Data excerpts
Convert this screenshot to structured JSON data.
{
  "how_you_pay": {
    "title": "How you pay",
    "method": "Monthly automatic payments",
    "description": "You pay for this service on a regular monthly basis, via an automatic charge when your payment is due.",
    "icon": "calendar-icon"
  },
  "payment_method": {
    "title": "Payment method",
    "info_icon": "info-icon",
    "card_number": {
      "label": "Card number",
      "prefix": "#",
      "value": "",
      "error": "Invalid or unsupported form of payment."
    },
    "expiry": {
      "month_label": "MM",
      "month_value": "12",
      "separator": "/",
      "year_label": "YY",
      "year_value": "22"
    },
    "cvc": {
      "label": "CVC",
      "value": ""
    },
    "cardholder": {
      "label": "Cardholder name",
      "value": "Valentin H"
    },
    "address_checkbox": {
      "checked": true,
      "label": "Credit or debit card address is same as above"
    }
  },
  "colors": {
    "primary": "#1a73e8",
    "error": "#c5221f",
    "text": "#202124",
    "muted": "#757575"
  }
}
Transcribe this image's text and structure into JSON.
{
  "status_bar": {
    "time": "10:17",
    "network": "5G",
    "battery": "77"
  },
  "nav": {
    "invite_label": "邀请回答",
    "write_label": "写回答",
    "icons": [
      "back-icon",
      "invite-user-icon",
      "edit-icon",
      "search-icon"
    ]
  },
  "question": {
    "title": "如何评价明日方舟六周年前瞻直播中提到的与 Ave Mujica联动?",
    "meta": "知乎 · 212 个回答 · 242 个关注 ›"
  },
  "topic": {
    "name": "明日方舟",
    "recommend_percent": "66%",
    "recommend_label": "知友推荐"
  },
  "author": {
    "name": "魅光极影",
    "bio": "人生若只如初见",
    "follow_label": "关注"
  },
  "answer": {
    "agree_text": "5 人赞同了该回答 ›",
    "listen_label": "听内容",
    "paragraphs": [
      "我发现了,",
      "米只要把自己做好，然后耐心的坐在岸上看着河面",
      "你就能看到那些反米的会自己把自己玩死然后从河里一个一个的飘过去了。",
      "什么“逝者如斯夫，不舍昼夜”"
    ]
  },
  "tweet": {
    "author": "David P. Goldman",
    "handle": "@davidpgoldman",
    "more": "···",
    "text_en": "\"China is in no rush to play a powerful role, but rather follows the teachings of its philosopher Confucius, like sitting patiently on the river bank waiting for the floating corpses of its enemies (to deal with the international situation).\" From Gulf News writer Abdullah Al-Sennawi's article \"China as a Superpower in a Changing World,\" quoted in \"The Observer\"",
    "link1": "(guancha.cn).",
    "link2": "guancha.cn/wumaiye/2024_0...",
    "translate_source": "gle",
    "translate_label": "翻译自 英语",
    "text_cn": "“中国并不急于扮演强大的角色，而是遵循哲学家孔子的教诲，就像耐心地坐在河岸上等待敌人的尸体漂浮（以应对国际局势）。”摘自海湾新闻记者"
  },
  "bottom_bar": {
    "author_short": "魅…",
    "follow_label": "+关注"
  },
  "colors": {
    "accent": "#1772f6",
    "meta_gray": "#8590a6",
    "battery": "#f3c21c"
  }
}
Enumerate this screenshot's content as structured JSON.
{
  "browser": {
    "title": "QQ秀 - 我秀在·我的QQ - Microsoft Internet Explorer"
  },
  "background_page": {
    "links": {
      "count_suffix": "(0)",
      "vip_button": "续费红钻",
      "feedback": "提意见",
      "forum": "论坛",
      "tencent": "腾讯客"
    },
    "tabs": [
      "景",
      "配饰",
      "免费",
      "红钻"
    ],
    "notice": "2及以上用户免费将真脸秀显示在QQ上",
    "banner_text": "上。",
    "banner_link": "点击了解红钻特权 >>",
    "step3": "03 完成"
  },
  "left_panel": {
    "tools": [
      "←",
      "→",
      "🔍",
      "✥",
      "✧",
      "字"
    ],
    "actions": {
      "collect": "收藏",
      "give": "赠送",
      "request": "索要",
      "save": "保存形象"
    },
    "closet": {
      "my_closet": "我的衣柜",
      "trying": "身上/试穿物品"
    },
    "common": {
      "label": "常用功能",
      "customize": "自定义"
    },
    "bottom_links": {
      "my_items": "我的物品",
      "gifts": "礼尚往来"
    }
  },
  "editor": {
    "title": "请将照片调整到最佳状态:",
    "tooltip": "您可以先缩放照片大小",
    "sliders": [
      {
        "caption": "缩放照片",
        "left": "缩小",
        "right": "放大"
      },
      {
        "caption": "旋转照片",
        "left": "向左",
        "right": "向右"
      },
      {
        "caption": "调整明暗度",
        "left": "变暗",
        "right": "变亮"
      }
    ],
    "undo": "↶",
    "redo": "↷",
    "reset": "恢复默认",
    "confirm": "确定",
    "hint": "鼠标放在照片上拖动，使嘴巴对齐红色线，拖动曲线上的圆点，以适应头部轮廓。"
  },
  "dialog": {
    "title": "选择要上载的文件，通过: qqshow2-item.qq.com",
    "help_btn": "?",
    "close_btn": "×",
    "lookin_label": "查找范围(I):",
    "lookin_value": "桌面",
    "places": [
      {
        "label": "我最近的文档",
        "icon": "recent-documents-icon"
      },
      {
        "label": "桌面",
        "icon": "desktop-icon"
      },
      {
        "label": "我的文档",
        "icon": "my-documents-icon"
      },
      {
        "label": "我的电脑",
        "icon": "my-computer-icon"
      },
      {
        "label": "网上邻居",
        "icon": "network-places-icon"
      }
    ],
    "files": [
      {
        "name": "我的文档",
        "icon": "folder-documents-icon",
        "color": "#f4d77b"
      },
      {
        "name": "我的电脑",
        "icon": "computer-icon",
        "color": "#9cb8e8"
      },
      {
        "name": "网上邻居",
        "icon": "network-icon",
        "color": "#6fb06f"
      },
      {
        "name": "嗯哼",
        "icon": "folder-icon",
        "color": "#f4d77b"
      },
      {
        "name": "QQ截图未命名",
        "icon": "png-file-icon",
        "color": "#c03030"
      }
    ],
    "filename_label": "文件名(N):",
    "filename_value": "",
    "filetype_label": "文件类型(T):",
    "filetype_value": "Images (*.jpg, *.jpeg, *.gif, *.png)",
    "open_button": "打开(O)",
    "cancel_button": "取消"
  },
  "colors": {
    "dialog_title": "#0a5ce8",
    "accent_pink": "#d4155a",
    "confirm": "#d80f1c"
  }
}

__GOAL__.
Above are some records; repeat all of them exactly.

__ANSWER TO THE PROBLEM__.
Convert this screenshot to structured JSON data.
{
  "how_you_pay": {
    "title": "How you pay",
    "method": "Monthly automatic payments",
    "description": "You pay for this service on a regular monthly basis, via an automatic charge when your payment is due.",
    "icon": "calendar-icon"
  },
  "payment_method": {
    "title": "Payment method",
    "info_icon": "info-icon",
    "card_number": {
      "label": "Card number",
      "prefix": "#",
      "value": "",
      "error": "Invalid or unsupported form of payment."
    },
    "expiry": {
      "month_label": "MM",
      "month_value": "12",
      "separator": "/",
      "year_label": "YY",
      "year_value": "22"
    },
    "cvc": {
      "label": "CVC",
      "value": ""
    },
    "cardholder": {
      "label": "Cardholder name",
      "value": "Valentin H"
    },
    "address_checkbox": {
      "checked": true,
      "label": "Credit or debit card address is same as above"
    }
  },
  "colors": {
    "primary": "#1a73e8",
    "error": "#c5221f",
    "text": "#202124",
    "muted": "#757575"
  }
}
Transcribe this image's text and structure into JSON.
{
  "status_bar": {
    "time": "10:17",
    "network": "5G",
    "battery": "77"
  },
  "nav": {
    "invite_label": "邀请回答",
    "write_label": "写回答",
    "icons": [
      "back-icon",
      "invite-user-icon",
      "edit-icon",
      "search-icon"
    ]
  },
  "question": {
    "title": "如何评价明日方舟六周年前瞻直播中提到的与 Ave Mujica联动?",
    "meta": "知乎 · 212 个回答 · 242 个关注 ›"
  },
  "topic": {
    "name": "明日方舟",
    "recommend_percent": "66%",
    "recommend_label": "知友推荐"
  },
  "author": {
    "name": "魅光极影",
    "bio": "人生若只如初见",
    "follow_label": "关注"
  },
  "answer": {
    "agree_text": "5 人赞同了该回答 ›",
    "listen_label": "听内容",
    "paragraphs": [
      "我发现了,",
      "米只要把自己做好，然后耐心的坐在岸上看着河面",
      "你就能看到那些反米的会自己把自己玩死然后从河里一个一个的飘过去了。",
      "什么“逝者如斯夫，不舍昼夜”"
    ]
  },
  "tweet": {
    "author": "David P. Goldman",
    "handle": "@davidpgoldman",
    "more": "···",
    "text_en": "\"China is in no rush to play a powerful role, but rather follows the teachings of its philosopher Confucius, like sitting patiently on the river bank waiting for the floating corpses of its enemies (to deal with the international situation).\" From Gulf News writer Abdullah Al-Sennawi's article \"China as a Superpower in a Changing World,\" quoted in \"The Observer\"",
    "link1": "(guancha.cn).",
    "link2": "guancha.cn/wumaiye/2024_0...",
    "translate_source": "gle",
    "translate_label": "翻译自 英语",
    "text_cn": "“中国并不急于扮演强大的角色，而是遵循哲学家孔子的教诲，就像耐心地坐在河岸上等待敌人的尸体漂浮（以应对国际局势）。”摘自海湾新闻记者"
  },
  "bottom_bar": {
    "author_short": "魅…",
    "follow_label": "+关注"
  },
  "colors": {
    "accent": "#1772f6",
    "meta_gray": "#8590a6",
    "battery": "#f3c21c"
  }
}
Enumerate this screenshot's content as structured JSON.
{
  "browser": {
    "title": "QQ秀 - 我秀在·我的QQ - Microsoft Internet Explorer"
  },
  "background_page": {
    "links": {
      "count_suffix": "(0)",
      "vip_button": "续费红钻",
      "feedback": "提意见",
      "forum": "论坛",
      "tencent": "腾讯客"
    },
    "tabs": [
      "景",
      "配饰",
      "免费",
      "红钻"
    ],
    "notice": "2及以上用户免费将真脸秀显示在QQ上",
    "banner_text": "上。",
    "banner_link": "点击了解红钻特权 >>",
    "step3": "03 完成"
  },
  "left_panel": {
    "tools": [
      "←",
      "→",
      "🔍",
      "✥",
      "✧",
      "字"
    ],
    "actions": {
      "collect": "收藏",
      "give": "赠送",
      "request": "索要",
      "save": "保存形象"
    },
    "closet": {
      "my_closet": "我的衣柜",
      "trying": "身上/试穿物品"
    },
    "common": {
      "label": "常用功能",
      "customize": "自定义"
    },
    "bottom_links": {
      "my_items": "我的物品",
      "gifts": "礼尚往来"
    }
  },
  "editor": {
    "title": "请将照片调整到最佳状态:",
    "tooltip": "您可以先缩放照片大小",
    "sliders": [
      {
        "caption": "缩放照片",
        "left": "缩小",
        "right": "放大"
      },
      {
        "caption": "旋转照片",
        "left": "向左",
        "right": "向右"
      },
      {
        "caption": "调整明暗度",
        "left": "变暗",
        "right": "变亮"
      }
    ],
    "undo": "↶",
    "redo": "↷",
    "reset": "恢复默认",
    "confirm": "确定",
    "hint": "鼠标放在照片上拖动，使嘴巴对齐红色线，拖动曲线上的圆点，以适应头部轮廓。"
  },
  "dialog": {
    "title": "选择要上载的文件，通过: qqshow2-item.qq.com",
    "help_btn": "?",
    "close_btn": "×",
    "lookin_label": "查找范围(I):",
    "lookin_value": "桌面",
    "places": [
      {
        "label": "我最近的文档",
        "icon": "recent-documents-icon"
      },
      {
        "label": "桌面",
        "icon": "desktop-icon"
      },
      {
        "label": "我的文档",
        "icon": "my-documents-icon"
      },
      {
        "label": "我的电脑",
        "icon": "my-computer-icon"
      },
      {
        "label": "网上邻居",
        "icon": "network-places-icon"
      }
    ],
    "files": [
      {
        "name": "我的文档",
        "icon": "folder-documents-icon",
        "color": "#f4d77b"
      },
      {
        "name": "我的电脑",
        "icon": "computer-icon",
        "color": "#9cb8e8"
      },
      {
        "name": "网上邻居",
        "icon": "network-icon",
        "color": "#6fb06f"
      },
      {
        "name": "嗯哼",
        "icon": "folder-icon",
        "color": "#f4d77b"
      },
      {
        "name": "QQ截图未命名",
        "icon": "png-file-icon",
        "color": "#c03030"
      }
    ],
    "filename_label": "文件名(N):",
    "filename_value": "",
    "filetype_label": "文件类型(T):",
    "filetype_value": "Images (*.jpg, *.jpeg, *.gif, *.png)",
    "open_button": "打开(O)",
    "cancel_button": "取消"
  },
  "colors": {
    "dialog_title": "#0a5ce8",
    "accent_pink": "#d4155a",
    "confirm": "#d80f1c"
  }
}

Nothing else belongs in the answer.